§ **PROBLEM DESCRIPTION**:
Count the lines in the data below that have "Informationen" in them, and reply with only that number.

§ **GIVEN ENTRIES**:

- Opening Delimiter -

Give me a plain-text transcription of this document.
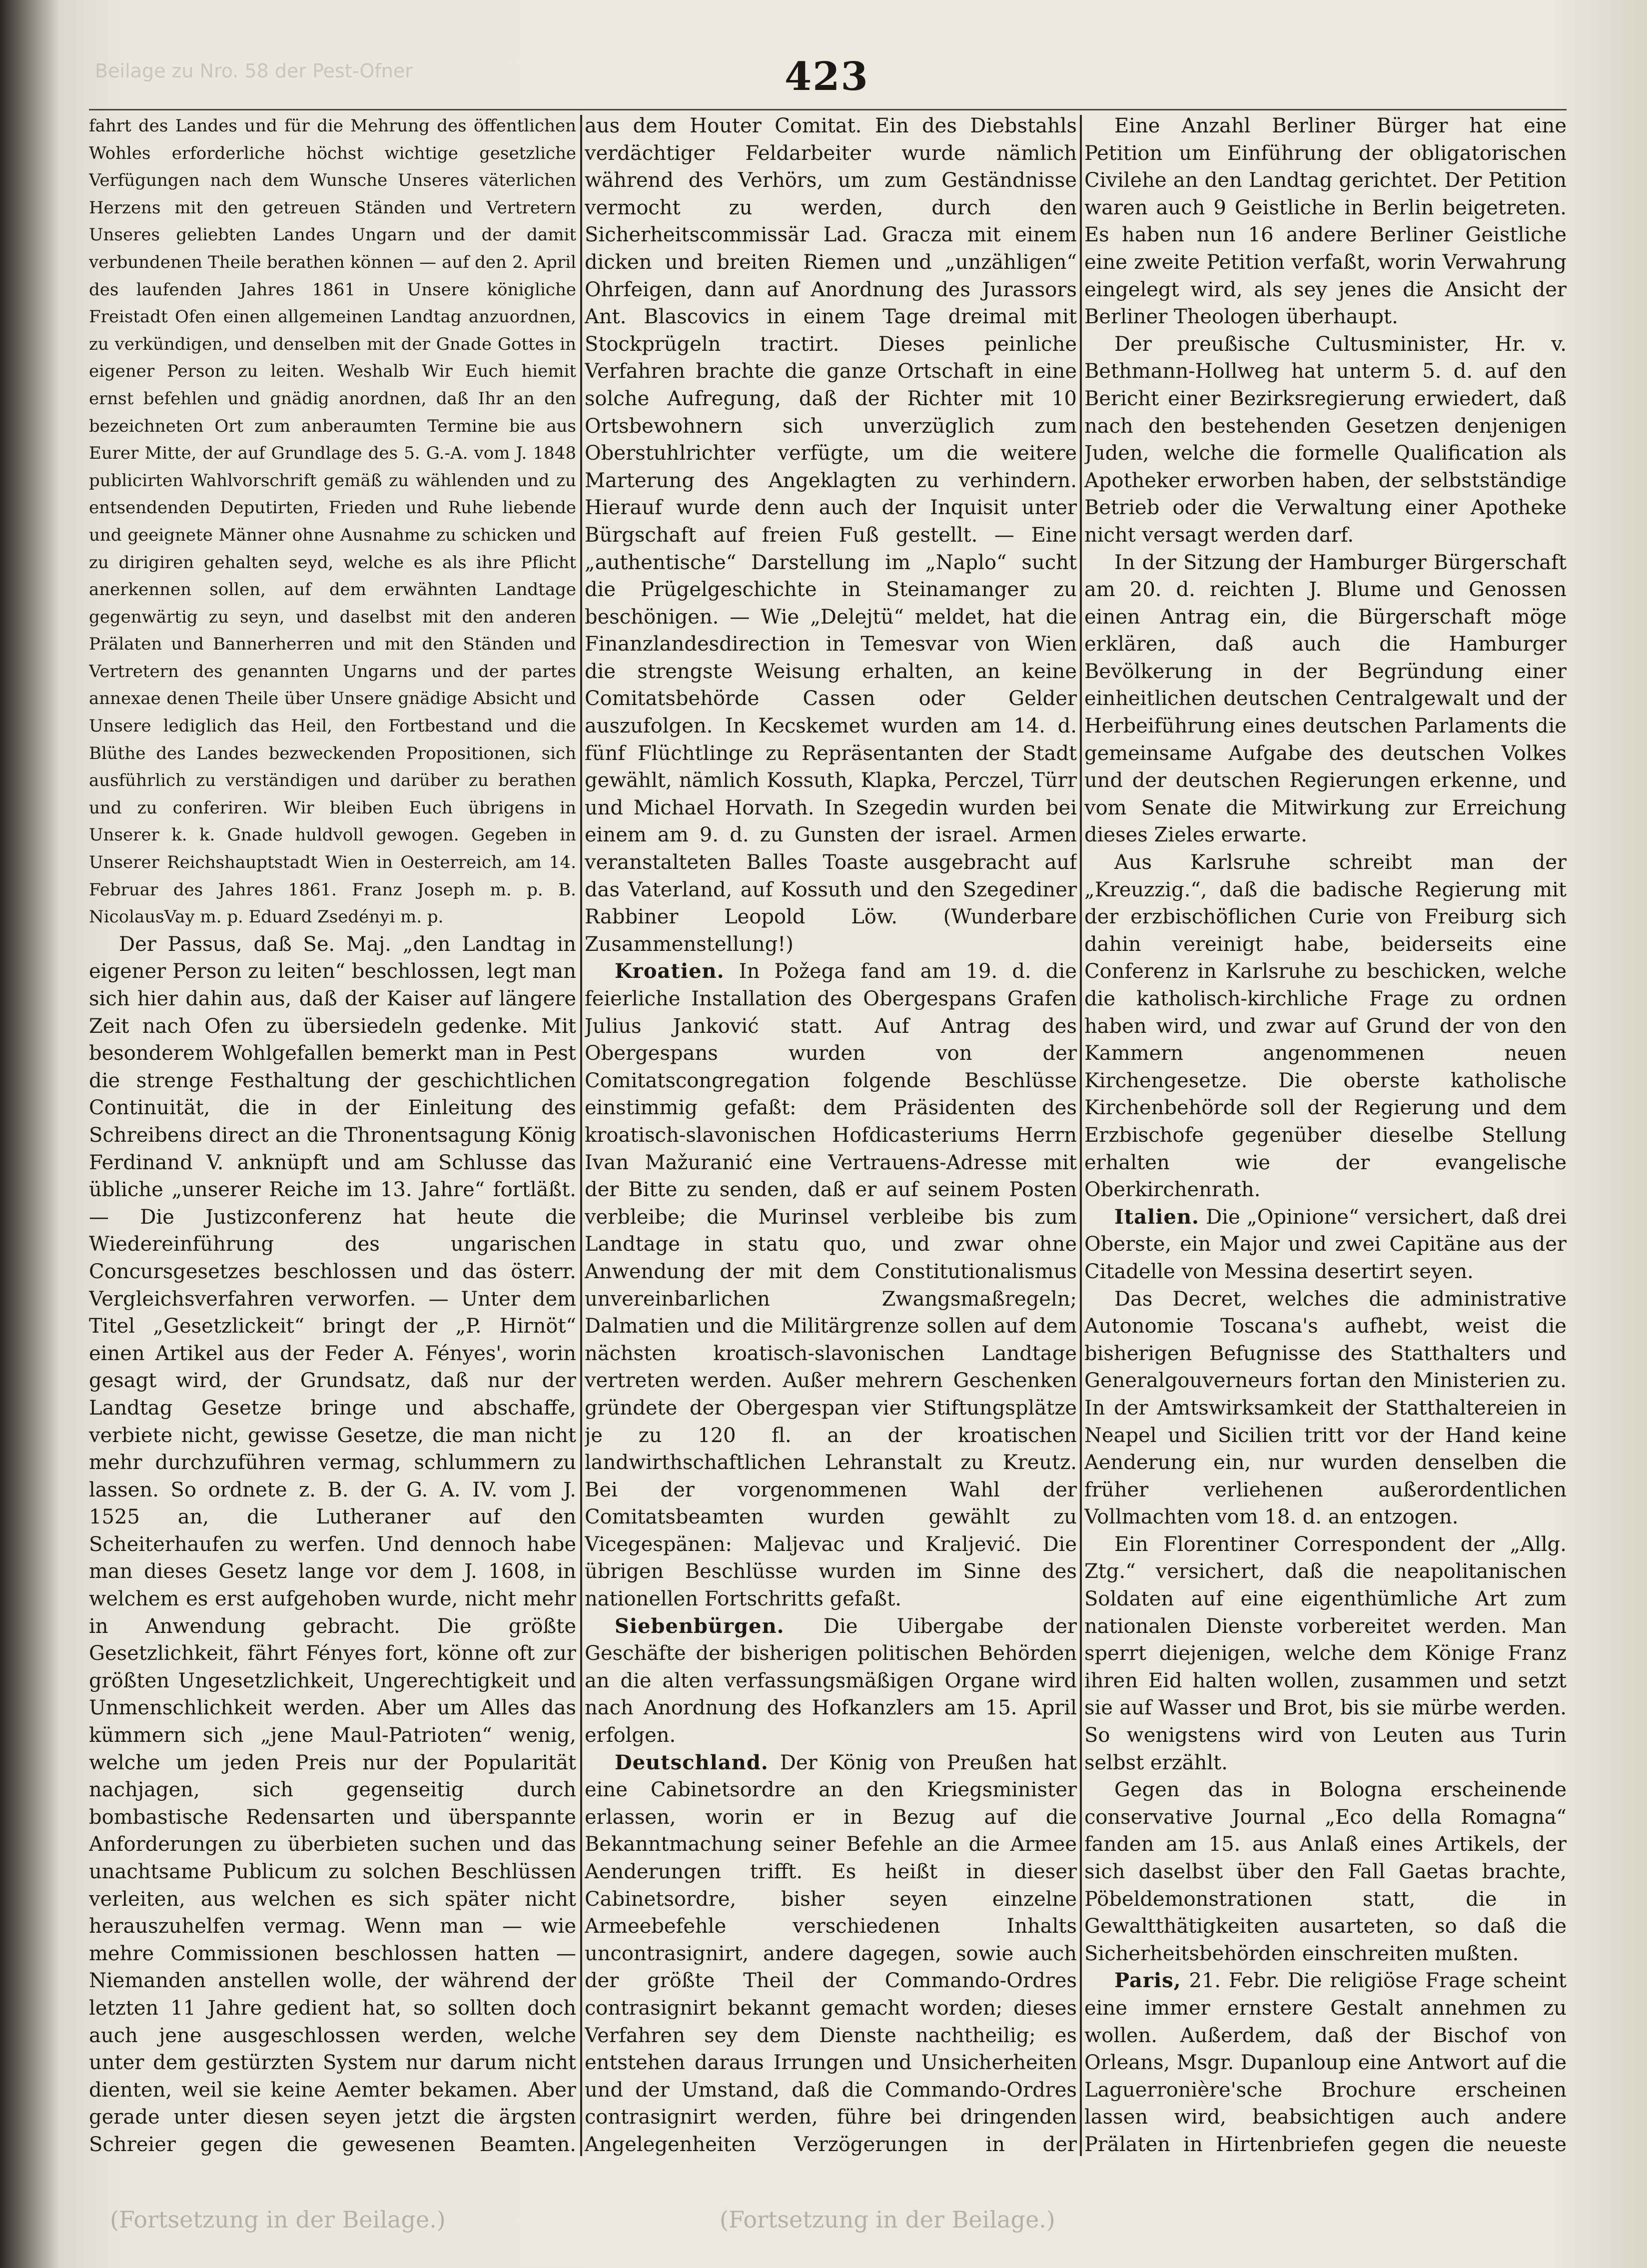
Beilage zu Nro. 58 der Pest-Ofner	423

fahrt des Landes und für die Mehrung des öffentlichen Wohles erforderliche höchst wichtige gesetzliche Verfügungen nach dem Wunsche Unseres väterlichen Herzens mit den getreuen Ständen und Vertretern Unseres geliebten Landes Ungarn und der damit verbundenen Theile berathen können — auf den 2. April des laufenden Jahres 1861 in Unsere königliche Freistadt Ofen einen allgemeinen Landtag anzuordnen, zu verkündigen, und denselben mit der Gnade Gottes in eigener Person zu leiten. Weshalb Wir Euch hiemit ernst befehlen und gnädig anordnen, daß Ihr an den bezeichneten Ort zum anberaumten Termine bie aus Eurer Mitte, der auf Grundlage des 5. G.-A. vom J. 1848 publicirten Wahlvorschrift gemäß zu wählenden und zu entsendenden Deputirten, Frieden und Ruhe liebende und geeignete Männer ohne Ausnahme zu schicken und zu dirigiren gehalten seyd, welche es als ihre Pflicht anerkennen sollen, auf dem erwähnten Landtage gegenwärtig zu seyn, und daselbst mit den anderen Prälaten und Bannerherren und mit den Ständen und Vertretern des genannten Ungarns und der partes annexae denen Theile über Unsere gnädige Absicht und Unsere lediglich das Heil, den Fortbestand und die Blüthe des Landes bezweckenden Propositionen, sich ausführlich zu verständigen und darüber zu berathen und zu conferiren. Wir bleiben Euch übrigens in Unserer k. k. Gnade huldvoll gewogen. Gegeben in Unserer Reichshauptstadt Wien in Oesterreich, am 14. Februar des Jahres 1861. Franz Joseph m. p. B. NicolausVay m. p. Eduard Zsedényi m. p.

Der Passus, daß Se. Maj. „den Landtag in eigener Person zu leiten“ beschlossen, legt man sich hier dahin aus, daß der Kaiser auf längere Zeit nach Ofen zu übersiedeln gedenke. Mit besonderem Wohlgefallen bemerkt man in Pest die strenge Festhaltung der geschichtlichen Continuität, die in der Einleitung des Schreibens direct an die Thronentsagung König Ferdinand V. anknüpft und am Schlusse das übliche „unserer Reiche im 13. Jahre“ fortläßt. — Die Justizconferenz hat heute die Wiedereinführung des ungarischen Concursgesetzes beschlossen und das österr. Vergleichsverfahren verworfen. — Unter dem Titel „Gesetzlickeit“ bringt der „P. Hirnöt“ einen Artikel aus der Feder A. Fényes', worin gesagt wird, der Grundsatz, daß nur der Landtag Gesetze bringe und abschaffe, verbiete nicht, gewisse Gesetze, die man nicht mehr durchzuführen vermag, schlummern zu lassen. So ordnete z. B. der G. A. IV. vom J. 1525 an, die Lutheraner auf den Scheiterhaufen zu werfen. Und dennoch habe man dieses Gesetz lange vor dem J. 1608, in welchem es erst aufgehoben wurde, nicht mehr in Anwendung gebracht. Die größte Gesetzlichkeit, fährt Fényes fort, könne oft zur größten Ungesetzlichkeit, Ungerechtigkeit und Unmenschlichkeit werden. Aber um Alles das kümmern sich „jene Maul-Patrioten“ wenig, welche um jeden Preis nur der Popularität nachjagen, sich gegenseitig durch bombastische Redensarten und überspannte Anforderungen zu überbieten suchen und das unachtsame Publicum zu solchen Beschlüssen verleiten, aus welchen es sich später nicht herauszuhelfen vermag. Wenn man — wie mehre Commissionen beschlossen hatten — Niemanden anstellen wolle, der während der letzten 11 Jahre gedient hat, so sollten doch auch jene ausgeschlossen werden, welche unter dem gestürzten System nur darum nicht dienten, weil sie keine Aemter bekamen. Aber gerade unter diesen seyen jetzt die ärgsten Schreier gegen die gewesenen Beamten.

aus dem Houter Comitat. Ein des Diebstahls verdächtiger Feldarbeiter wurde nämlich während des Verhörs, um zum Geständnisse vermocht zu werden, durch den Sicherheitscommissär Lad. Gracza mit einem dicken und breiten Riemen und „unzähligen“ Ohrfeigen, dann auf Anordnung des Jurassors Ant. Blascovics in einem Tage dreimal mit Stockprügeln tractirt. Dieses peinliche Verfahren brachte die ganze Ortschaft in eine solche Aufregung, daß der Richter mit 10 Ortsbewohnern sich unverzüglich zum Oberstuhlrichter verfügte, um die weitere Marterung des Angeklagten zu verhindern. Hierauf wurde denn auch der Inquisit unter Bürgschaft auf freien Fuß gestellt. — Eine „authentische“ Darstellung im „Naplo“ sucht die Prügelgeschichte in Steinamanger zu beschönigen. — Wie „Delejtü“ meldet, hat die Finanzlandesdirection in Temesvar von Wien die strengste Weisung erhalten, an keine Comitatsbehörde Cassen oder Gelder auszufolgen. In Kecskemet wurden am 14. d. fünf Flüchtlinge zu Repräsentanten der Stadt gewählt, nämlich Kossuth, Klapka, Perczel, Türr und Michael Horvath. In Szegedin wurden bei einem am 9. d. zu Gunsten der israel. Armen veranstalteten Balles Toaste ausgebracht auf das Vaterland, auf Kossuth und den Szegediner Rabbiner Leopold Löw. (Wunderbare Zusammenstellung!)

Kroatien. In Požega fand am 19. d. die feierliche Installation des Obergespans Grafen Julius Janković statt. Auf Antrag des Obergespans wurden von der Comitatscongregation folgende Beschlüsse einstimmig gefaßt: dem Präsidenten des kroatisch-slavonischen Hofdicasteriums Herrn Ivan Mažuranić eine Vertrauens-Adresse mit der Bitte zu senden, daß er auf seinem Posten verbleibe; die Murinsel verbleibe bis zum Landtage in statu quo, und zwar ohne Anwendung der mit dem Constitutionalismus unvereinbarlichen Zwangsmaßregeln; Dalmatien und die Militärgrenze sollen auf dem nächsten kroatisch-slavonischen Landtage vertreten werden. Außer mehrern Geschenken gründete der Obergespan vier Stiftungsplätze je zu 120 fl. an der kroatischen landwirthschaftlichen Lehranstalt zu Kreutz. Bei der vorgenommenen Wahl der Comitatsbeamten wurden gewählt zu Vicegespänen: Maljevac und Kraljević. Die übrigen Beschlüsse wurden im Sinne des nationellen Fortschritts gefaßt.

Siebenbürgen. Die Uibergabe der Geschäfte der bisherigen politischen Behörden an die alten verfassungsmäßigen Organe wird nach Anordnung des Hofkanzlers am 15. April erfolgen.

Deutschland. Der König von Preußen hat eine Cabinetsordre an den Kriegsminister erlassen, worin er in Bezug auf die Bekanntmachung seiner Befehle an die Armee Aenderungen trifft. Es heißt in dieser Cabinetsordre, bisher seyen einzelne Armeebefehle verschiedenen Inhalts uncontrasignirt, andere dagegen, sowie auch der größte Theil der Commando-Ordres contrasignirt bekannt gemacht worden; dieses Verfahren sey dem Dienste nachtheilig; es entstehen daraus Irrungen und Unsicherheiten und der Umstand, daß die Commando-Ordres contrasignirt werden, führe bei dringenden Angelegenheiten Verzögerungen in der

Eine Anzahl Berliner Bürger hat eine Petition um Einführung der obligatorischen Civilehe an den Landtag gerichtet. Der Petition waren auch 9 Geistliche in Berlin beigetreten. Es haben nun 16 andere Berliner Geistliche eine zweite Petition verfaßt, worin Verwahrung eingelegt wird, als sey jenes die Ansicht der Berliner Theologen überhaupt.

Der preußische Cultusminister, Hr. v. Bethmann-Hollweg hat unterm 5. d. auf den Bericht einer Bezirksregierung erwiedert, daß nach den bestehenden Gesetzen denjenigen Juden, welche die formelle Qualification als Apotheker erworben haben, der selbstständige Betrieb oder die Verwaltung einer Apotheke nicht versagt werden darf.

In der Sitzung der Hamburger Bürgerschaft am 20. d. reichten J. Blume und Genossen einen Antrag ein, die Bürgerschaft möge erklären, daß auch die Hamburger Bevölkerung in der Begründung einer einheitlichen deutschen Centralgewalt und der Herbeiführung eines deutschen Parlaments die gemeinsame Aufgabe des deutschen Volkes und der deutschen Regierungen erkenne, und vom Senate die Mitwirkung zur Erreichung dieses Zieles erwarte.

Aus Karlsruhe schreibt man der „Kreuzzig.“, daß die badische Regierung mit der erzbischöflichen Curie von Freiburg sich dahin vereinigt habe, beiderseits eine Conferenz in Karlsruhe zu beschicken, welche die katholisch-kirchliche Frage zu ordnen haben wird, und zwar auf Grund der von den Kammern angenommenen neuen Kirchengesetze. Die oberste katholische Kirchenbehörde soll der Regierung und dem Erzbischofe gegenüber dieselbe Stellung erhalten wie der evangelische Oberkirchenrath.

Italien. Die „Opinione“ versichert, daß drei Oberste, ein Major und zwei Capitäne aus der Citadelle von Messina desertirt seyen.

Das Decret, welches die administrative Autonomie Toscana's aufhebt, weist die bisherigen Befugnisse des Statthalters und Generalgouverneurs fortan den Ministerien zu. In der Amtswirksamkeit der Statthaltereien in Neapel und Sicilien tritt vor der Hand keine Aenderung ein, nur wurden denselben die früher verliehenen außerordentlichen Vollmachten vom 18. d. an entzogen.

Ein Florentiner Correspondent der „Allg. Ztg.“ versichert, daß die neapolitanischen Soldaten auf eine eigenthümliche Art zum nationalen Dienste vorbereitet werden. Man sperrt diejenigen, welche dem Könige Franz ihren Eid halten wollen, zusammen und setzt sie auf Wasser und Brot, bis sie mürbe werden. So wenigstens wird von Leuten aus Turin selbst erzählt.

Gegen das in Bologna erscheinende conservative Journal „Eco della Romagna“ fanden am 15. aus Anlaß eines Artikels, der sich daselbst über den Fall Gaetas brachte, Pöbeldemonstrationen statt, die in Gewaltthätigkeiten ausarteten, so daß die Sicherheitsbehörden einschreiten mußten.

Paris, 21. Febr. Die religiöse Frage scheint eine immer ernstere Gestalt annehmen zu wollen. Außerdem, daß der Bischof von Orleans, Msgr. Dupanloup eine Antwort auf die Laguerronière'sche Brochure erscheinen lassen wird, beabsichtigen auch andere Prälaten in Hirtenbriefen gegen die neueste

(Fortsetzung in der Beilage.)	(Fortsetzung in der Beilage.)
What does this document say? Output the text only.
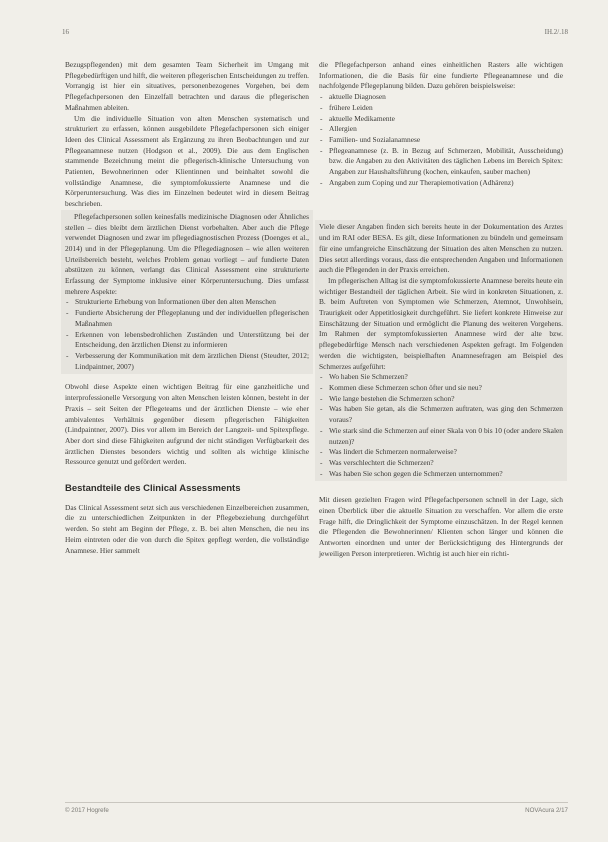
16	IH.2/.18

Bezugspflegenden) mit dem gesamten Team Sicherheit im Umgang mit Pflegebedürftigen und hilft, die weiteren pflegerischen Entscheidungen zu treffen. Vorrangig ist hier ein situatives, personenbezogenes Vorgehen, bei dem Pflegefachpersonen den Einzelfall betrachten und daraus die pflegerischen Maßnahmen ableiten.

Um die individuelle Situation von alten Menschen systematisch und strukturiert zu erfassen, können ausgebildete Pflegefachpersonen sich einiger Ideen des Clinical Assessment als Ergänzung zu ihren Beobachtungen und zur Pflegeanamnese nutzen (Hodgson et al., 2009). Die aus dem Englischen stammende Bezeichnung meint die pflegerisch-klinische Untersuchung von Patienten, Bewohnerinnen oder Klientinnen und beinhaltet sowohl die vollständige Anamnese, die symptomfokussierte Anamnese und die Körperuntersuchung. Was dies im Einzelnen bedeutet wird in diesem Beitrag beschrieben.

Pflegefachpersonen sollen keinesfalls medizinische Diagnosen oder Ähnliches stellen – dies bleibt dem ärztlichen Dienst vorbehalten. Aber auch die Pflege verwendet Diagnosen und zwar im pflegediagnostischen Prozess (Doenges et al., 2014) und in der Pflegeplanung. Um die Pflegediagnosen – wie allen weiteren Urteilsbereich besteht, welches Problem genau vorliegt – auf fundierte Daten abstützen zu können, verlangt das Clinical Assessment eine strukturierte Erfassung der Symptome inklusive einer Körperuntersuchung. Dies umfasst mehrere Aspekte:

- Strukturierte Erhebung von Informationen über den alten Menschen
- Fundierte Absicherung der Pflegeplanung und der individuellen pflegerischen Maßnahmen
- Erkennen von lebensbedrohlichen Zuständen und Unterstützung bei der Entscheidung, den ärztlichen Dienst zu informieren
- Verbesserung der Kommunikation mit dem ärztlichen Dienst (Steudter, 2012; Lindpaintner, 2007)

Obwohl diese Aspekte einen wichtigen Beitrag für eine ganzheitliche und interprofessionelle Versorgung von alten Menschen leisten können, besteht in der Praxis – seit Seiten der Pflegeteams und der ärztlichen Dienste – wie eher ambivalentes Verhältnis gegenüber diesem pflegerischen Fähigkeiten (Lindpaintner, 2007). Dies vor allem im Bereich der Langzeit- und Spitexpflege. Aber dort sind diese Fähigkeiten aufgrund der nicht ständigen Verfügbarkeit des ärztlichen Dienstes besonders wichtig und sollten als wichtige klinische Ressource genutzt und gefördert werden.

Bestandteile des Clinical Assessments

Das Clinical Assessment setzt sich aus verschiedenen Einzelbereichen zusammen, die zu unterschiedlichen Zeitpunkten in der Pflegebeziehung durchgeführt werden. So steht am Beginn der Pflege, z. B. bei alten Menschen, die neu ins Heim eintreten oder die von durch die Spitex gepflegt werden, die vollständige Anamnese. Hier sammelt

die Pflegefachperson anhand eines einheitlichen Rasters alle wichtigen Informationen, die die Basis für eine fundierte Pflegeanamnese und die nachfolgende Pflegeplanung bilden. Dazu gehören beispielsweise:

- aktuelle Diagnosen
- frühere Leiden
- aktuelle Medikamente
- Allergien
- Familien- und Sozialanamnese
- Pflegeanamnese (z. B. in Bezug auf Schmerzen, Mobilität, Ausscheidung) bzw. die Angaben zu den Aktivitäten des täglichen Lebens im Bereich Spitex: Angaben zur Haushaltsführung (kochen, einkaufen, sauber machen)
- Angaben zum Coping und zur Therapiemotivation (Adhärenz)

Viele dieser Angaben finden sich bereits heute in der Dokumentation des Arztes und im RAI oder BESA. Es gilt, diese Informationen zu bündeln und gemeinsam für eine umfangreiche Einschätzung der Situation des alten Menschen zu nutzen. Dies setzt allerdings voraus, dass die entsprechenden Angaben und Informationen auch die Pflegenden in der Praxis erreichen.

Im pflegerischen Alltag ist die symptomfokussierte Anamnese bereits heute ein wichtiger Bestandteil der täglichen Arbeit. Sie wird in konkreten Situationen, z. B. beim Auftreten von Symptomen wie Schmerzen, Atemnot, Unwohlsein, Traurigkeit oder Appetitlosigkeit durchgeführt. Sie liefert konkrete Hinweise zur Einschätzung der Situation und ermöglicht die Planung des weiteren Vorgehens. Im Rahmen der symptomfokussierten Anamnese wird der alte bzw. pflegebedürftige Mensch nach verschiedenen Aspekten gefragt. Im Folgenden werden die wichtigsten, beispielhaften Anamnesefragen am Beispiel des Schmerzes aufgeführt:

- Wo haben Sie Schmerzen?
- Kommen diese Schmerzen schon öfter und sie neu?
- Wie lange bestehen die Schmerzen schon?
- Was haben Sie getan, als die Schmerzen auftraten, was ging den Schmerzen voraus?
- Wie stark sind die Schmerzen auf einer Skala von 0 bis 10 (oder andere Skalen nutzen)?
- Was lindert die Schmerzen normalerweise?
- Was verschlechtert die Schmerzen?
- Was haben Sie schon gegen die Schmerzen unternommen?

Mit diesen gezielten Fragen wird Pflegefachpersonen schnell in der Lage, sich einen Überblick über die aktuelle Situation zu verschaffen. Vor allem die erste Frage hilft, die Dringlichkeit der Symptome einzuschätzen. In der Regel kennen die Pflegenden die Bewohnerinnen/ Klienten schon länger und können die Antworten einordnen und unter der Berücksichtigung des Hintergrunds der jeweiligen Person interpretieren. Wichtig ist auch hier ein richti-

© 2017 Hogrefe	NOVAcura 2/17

- Closing Delimiter -

§ **PROBLEM SOLUTION**:
3